--- START ---
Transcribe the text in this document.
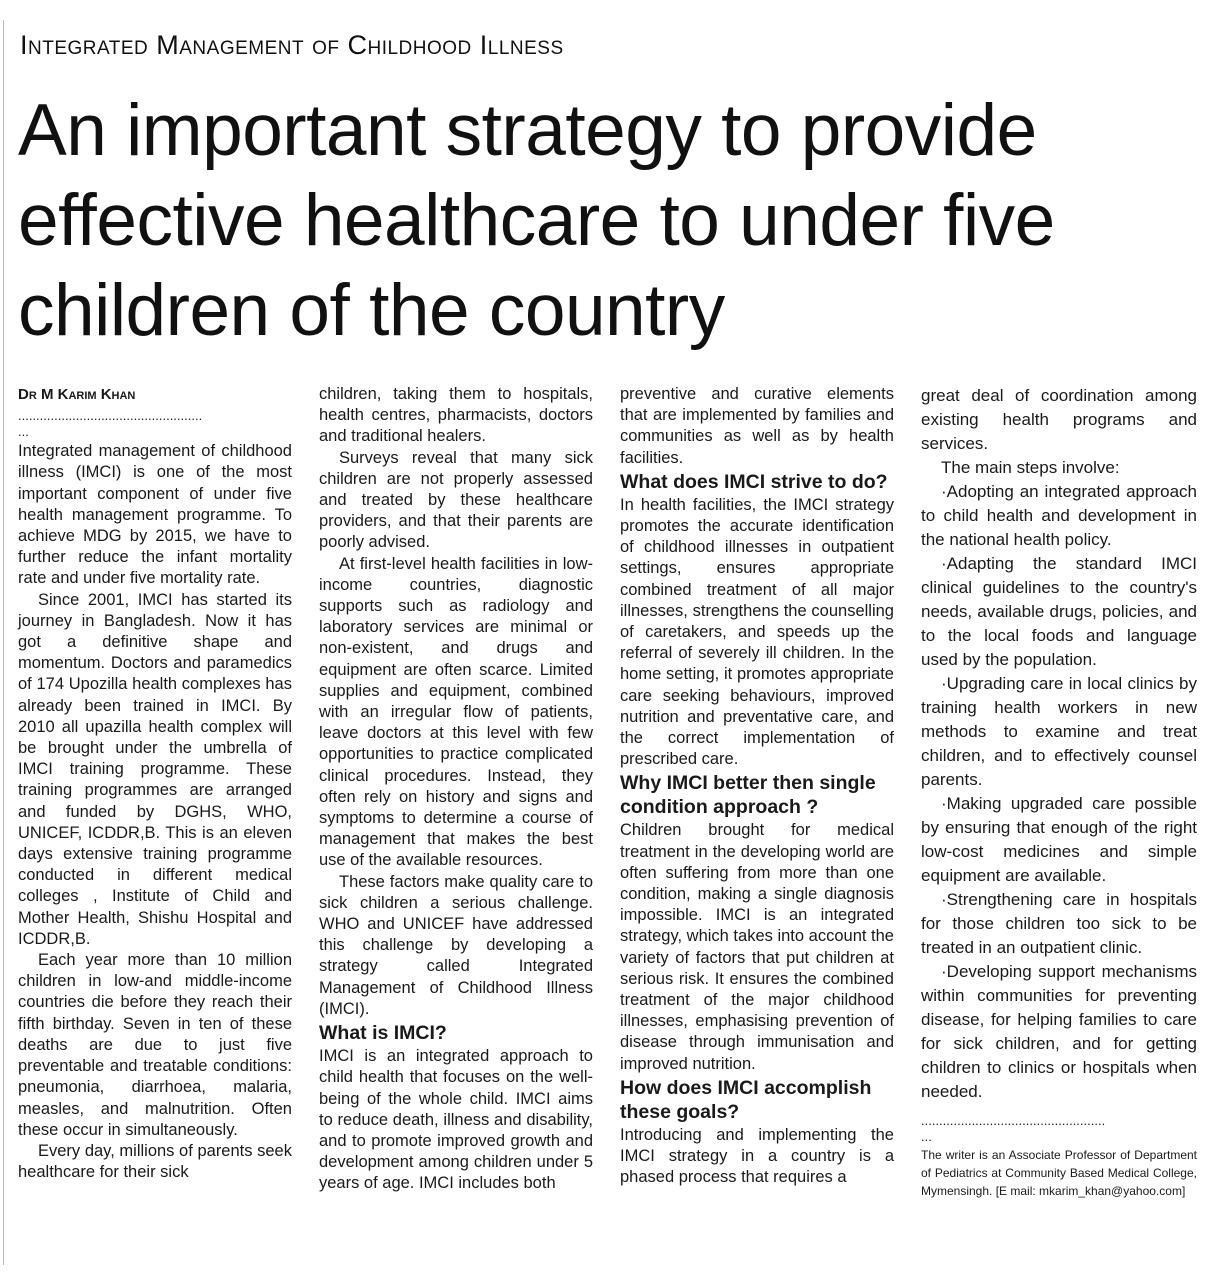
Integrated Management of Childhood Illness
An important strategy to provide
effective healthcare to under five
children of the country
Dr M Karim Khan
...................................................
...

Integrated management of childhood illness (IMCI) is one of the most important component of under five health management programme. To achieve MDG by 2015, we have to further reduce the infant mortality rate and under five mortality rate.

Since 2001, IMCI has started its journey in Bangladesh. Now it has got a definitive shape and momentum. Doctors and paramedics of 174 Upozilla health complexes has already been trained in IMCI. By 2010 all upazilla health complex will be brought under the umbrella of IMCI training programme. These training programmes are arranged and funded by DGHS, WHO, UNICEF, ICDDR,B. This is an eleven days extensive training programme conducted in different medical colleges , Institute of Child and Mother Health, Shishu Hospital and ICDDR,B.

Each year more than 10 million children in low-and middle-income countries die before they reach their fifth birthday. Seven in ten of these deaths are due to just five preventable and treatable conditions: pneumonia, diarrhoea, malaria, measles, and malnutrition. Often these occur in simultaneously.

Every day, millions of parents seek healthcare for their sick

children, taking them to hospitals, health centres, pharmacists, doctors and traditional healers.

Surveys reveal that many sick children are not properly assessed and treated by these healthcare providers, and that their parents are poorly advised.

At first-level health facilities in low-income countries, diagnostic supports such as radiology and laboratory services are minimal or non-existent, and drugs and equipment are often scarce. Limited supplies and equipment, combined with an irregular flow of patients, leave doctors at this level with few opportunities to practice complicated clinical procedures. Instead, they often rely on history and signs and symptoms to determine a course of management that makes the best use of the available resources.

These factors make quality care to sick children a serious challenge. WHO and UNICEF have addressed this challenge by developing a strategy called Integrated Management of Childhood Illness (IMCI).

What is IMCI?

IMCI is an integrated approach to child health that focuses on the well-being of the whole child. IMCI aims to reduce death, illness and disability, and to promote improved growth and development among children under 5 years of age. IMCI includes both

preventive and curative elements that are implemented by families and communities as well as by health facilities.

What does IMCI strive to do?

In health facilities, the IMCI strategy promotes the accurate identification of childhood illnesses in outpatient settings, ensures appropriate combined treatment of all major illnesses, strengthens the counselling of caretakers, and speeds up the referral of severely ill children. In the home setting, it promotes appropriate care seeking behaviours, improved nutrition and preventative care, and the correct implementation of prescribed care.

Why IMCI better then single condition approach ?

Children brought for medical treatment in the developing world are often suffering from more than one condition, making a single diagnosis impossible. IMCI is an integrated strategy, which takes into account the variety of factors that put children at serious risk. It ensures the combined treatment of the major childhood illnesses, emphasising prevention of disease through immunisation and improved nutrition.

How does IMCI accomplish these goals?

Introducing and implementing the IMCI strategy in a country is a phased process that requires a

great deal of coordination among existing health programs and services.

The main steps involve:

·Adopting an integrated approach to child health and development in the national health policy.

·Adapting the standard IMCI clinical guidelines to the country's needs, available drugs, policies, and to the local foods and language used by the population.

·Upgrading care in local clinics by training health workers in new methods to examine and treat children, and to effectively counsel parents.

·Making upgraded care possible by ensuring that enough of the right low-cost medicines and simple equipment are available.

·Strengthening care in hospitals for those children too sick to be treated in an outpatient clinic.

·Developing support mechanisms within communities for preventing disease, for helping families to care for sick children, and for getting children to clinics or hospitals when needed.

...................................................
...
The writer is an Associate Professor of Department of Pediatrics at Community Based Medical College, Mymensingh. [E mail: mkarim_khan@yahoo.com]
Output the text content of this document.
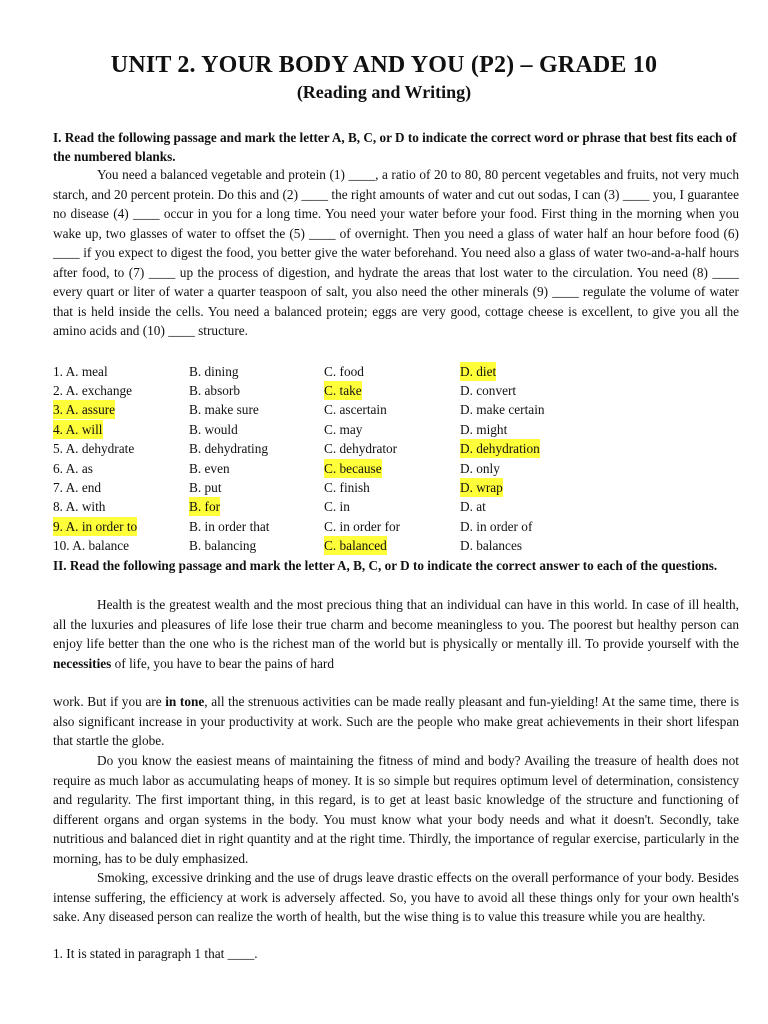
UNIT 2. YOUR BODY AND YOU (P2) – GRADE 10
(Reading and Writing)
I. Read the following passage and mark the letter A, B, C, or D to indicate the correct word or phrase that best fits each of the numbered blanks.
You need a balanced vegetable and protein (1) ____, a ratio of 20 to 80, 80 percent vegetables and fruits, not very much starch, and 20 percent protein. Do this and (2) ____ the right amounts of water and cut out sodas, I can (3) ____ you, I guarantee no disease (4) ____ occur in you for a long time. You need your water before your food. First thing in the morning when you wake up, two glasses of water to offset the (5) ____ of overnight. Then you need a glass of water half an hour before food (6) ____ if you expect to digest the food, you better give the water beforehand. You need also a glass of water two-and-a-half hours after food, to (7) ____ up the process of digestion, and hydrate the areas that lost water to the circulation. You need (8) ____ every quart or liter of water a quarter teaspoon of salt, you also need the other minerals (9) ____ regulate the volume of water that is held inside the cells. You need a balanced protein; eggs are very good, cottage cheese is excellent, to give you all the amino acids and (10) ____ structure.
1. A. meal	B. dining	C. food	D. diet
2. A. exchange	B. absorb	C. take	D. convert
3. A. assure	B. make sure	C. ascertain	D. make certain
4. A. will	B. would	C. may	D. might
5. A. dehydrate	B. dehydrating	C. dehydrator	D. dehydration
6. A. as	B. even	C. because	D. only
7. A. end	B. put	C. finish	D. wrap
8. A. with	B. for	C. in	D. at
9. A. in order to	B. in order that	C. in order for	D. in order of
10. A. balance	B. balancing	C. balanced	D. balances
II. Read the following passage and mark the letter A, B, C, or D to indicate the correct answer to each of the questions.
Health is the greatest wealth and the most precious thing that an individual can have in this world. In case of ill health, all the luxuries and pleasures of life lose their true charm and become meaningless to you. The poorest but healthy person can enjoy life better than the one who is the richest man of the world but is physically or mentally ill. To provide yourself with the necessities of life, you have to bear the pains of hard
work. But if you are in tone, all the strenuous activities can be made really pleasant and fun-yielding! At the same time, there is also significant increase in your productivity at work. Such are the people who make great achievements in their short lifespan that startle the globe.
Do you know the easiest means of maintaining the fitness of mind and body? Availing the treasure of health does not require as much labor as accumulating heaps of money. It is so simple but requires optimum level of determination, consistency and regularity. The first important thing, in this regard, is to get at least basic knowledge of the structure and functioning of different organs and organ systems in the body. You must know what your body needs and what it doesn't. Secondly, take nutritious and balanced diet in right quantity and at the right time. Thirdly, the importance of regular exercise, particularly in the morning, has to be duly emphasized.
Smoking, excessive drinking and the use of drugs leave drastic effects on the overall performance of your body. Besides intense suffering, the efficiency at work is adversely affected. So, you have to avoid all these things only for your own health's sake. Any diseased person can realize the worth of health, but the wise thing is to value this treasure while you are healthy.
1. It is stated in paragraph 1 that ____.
--- END ---
→ Task objective
Every record must be returned exactly. Leave its pictures out.

→ Output for this exercise
Transcribe the text in this document.
Integrated Management of Childhood Illness
An important strategy to provide
effective healthcare to under five
children of the country
Dr M Karim Khan
...................................................
...

Integrated management of childhood illness (IMCI) is one of the most important component of under five health management programme. To achieve MDG by 2015, we have to further reduce the infant mortality rate and under five mortality rate.

Since 2001, IMCI has started its journey in Bangladesh. Now it has got a definitive shape and momentum. Doctors and paramedics of 174 Upozilla health complexes has already been trained in IMCI. By 2010 all upazilla health complex will be brought under the umbrella of IMCI training programme. These training programmes are arranged and funded by DGHS, WHO, UNICEF, ICDDR,B. This is an eleven days extensive training programme conducted in different medical colleges , Institute of Child and Mother Health, Shishu Hospital and ICDDR,B.

Each year more than 10 million children in low-and middle-income countries die before they reach their fifth birthday. Seven in ten of these deaths are due to just five preventable and treatable conditions: pneumonia, diarrhoea, malaria, measles, and malnutrition. Often these occur in simultaneously.

Every day, millions of parents seek healthcare for their sick

children, taking them to hospitals, health centres, pharmacists, doctors and traditional healers.

Surveys reveal that many sick children are not properly assessed and treated by these healthcare providers, and that their parents are poorly advised.

At first-level health facilities in low-income countries, diagnostic supports such as radiology and laboratory services are minimal or non-existent, and drugs and equipment are often scarce. Limited supplies and equipment, combined with an irregular flow of patients, leave doctors at this level with few opportunities to practice complicated clinical procedures. Instead, they often rely on history and signs and symptoms to determine a course of management that makes the best use of the available resources.

These factors make quality care to sick children a serious challenge. WHO and UNICEF have addressed this challenge by developing a strategy called Integrated Management of Childhood Illness (IMCI).

What is IMCI?

IMCI is an integrated approach to child health that focuses on the well-being of the whole child. IMCI aims to reduce death, illness and disability, and to promote improved growth and development among children under 5 years of age. IMCI includes both

preventive and curative elements that are implemented by families and communities as well as by health facilities.

What does IMCI strive to do?

In health facilities, the IMCI strategy promotes the accurate identification of childhood illnesses in outpatient settings, ensures appropriate combined treatment of all major illnesses, strengthens the counselling of caretakers, and speeds up the referral of severely ill children. In the home setting, it promotes appropriate care seeking behaviours, improved nutrition and preventative care, and the correct implementation of prescribed care.

Why IMCI better then single condition approach ?

Children brought for medical treatment in the developing world are often suffering from more than one condition, making a single diagnosis impossible. IMCI is an integrated strategy, which takes into account the variety of factors that put children at serious risk. It ensures the combined treatment of the major childhood illnesses, emphasising prevention of disease through immunisation and improved nutrition.

How does IMCI accomplish these goals?

Introducing and implementing the IMCI strategy in a country is a phased process that requires a

great deal of coordination among existing health programs and services.

The main steps involve:

·Adopting an integrated approach to child health and development in the national health policy.

·Adapting the standard IMCI clinical guidelines to the country's needs, available drugs, policies, and to the local foods and language used by the population.

·Upgrading care in local clinics by training health workers in new methods to examine and treat children, and to effectively counsel parents.

·Making upgraded care possible by ensuring that enough of the right low-cost medicines and simple equipment are available.

·Strengthening care in hospitals for those children too sick to be treated in an outpatient clinic.

·Developing support mechanisms within communities for preventing disease, for helping families to care for sick children, and for getting children to clinics or hospitals when needed.

...................................................
...
The writer is an Associate Professor of Department of Pediatrics at Community Based Medical College, Mymensingh. [E mail: mkarim_khan@yahoo.com]
Output the text content of this document.
UNIT 2. YOUR BODY AND YOU (P2) – GRADE 10
(Reading and Writing)
I. Read the following passage and mark the letter A, B, C, or D to indicate the correct word or phrase that best fits each of the numbered blanks.
You need a balanced vegetable and protein (1) ____, a ratio of 20 to 80, 80 percent vegetables and fruits, not very much starch, and 20 percent protein. Do this and (2) ____ the right amounts of water and cut out sodas, I can (3) ____ you, I guarantee no disease (4) ____ occur in you for a long time. You need your water before your food. First thing in the morning when you wake up, two glasses of water to offset the (5) ____ of overnight. Then you need a glass of water half an hour before food (6) ____ if you expect to digest the food, you better give the water beforehand. You need also a glass of water two-and-a-half hours after food, to (7) ____ up the process of digestion, and hydrate the areas that lost water to the circulation. You need (8) ____ every quart or liter of water a quarter teaspoon of salt, you also need the other minerals (9) ____ regulate the volume of water that is held inside the cells. You need a balanced protein; eggs are very good, cottage cheese is excellent, to give you all the amino acids and (10) ____ structure.
1. A. meal	B. dining	C. food	D. diet
2. A. exchange	B. absorb	C. take	D. convert
3. A. assure	B. make sure	C. ascertain	D. make certain
4. A. will	B. would	C. may	D. might
5. A. dehydrate	B. dehydrating	C. dehydrator	D. dehydration
6. A. as	B. even	C. because	D. only
7. A. end	B. put	C. finish	D. wrap
8. A. with	B. for	C. in	D. at
9. A. in order to	B. in order that	C. in order for	D. in order of
10. A. balance	B. balancing	C. balanced	D. balances
II. Read the following passage and mark the letter A, B, C, or D to indicate the correct answer to each of the questions.
Health is the greatest wealth and the most precious thing that an individual can have in this world. In case of ill health, all the luxuries and pleasures of life lose their true charm and become meaningless to you. The poorest but healthy person can enjoy life better than the one who is the richest man of the world but is physically or mentally ill. To provide yourself with the necessities of life, you have to bear the pains of hard
work. But if you are in tone, all the strenuous activities can be made really pleasant and fun-yielding! At the same time, there is also significant increase in your productivity at work. Such are the people who make great achievements in their short lifespan that startle the globe.
Do you know the easiest means of maintaining the fitness of mind and body? Availing the treasure of health does not require as much labor as accumulating heaps of money. It is so simple but requires optimum level of determination, consistency and regularity. The first important thing, in this regard, is to get at least basic knowledge of the structure and functioning of different organs and organ systems in the body. You must know what your body needs and what it doesn't. Secondly, take nutritious and balanced diet in right quantity and at the right time. Thirdly, the importance of regular exercise, particularly in the morning, has to be duly emphasized.
Smoking, excessive drinking and the use of drugs leave drastic effects on the overall performance of your body. Besides intense suffering, the efficiency at work is adversely affected. So, you have to avoid all these things only for your own health's sake. Any diseased person can realize the worth of health, but the wise thing is to value this treasure while you are healthy.
1. It is stated in paragraph 1 that ____.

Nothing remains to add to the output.